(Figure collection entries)
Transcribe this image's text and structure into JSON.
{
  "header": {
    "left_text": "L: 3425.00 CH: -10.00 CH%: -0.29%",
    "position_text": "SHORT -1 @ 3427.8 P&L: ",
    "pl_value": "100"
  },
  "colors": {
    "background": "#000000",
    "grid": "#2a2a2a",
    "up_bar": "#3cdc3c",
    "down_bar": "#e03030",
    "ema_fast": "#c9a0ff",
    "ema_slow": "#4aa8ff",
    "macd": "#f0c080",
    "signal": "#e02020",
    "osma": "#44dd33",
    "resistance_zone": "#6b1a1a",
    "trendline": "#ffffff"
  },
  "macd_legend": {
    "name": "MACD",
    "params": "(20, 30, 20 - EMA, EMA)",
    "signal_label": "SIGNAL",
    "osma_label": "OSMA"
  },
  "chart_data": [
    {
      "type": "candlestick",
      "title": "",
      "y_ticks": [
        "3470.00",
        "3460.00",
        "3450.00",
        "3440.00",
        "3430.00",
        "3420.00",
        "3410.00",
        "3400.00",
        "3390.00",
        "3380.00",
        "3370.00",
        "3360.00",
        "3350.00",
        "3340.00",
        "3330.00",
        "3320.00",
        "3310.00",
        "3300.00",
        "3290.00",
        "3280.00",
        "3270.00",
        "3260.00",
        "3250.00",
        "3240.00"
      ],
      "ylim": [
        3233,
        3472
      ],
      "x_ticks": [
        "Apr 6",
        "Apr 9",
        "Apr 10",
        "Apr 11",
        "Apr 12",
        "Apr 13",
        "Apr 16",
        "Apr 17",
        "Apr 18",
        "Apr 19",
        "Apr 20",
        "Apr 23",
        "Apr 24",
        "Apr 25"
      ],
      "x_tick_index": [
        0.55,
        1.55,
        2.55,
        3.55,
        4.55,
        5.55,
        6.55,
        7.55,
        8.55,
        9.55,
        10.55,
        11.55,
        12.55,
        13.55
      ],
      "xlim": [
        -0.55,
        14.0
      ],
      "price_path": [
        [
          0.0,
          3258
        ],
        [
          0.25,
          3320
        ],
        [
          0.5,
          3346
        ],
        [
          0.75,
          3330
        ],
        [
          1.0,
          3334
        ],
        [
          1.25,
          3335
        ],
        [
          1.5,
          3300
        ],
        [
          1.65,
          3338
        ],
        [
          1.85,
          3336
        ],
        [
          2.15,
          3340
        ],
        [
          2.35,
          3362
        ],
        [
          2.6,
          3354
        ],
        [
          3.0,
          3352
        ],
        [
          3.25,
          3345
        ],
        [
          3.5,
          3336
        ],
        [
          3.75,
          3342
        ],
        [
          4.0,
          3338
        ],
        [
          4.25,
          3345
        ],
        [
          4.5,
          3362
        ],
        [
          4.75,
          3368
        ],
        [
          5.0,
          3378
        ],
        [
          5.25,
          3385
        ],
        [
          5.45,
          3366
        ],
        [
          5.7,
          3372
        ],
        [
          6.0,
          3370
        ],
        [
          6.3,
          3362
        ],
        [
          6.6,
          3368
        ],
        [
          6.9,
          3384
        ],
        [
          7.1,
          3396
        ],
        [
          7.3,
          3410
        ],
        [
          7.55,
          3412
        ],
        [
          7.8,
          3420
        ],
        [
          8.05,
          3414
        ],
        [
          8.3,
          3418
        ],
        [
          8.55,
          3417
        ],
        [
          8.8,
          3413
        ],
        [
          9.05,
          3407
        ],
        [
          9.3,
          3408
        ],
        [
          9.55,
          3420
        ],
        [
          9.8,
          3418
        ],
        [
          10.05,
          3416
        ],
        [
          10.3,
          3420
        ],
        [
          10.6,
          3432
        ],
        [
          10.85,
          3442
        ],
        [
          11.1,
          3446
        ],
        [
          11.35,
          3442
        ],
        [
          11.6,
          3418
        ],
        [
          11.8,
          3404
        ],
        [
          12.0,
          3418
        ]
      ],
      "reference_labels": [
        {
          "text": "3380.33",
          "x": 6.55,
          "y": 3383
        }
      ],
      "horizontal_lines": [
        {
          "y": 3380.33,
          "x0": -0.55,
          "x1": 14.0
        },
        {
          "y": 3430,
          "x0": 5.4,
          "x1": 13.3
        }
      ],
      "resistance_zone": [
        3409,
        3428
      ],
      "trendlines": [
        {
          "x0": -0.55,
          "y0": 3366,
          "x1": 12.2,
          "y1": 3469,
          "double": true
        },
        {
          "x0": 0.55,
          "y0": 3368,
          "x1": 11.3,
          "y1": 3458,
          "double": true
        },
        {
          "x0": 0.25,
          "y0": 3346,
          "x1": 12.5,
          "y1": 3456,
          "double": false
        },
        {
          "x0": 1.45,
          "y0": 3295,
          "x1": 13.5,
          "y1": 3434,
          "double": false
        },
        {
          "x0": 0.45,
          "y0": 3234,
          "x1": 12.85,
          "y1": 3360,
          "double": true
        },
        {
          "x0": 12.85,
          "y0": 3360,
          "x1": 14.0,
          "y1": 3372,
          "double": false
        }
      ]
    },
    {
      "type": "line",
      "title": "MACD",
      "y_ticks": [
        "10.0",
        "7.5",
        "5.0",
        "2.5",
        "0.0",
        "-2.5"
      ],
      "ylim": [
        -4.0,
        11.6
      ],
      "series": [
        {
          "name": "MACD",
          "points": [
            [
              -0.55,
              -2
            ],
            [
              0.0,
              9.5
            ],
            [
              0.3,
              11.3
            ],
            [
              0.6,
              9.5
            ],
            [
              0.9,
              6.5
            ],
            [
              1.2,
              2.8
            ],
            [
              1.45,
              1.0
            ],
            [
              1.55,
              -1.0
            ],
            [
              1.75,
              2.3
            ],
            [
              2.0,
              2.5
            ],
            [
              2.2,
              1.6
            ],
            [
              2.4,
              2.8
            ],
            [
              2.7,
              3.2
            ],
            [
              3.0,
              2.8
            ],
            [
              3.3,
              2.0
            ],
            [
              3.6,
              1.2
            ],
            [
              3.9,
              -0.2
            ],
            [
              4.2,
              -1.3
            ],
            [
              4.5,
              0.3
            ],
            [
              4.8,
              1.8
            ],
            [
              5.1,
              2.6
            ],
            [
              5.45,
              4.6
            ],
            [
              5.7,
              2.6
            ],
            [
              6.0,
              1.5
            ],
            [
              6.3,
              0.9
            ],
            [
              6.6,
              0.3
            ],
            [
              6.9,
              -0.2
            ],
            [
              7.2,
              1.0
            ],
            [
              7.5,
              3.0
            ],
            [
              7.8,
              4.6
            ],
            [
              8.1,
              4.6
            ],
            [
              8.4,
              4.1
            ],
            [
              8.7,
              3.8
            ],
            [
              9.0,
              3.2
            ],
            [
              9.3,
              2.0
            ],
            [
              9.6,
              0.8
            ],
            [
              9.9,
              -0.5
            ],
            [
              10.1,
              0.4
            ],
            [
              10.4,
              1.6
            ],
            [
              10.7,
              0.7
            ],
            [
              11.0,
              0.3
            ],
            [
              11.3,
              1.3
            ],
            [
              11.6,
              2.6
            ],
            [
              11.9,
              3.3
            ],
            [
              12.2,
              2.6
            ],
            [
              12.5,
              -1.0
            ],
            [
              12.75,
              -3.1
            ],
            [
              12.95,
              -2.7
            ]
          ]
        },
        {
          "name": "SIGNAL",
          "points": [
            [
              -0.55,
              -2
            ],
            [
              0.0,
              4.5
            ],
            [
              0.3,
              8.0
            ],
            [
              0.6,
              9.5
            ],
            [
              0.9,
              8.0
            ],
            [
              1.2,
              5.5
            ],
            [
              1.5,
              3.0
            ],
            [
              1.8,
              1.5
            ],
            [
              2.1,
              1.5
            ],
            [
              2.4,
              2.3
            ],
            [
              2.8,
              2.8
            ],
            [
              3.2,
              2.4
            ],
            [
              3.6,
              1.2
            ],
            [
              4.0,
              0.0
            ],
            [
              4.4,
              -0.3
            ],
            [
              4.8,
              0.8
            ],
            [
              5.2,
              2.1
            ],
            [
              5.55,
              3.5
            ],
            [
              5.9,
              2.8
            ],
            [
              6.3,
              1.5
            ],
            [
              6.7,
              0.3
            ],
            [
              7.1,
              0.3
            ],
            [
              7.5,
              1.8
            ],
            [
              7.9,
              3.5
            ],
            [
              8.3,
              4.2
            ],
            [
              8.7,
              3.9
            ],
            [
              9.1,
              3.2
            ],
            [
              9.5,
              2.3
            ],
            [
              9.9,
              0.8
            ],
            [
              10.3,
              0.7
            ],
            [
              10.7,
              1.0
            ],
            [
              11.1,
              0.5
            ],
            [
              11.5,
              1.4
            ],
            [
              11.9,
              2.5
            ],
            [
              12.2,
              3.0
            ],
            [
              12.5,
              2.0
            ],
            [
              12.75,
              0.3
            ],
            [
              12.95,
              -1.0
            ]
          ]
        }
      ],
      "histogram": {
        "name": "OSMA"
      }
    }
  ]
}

THE REQUEST:
Tally up the lines in the preceding listing that contain the string "name". Respond with the number and nothing else.

EXERCISE RESULT:
4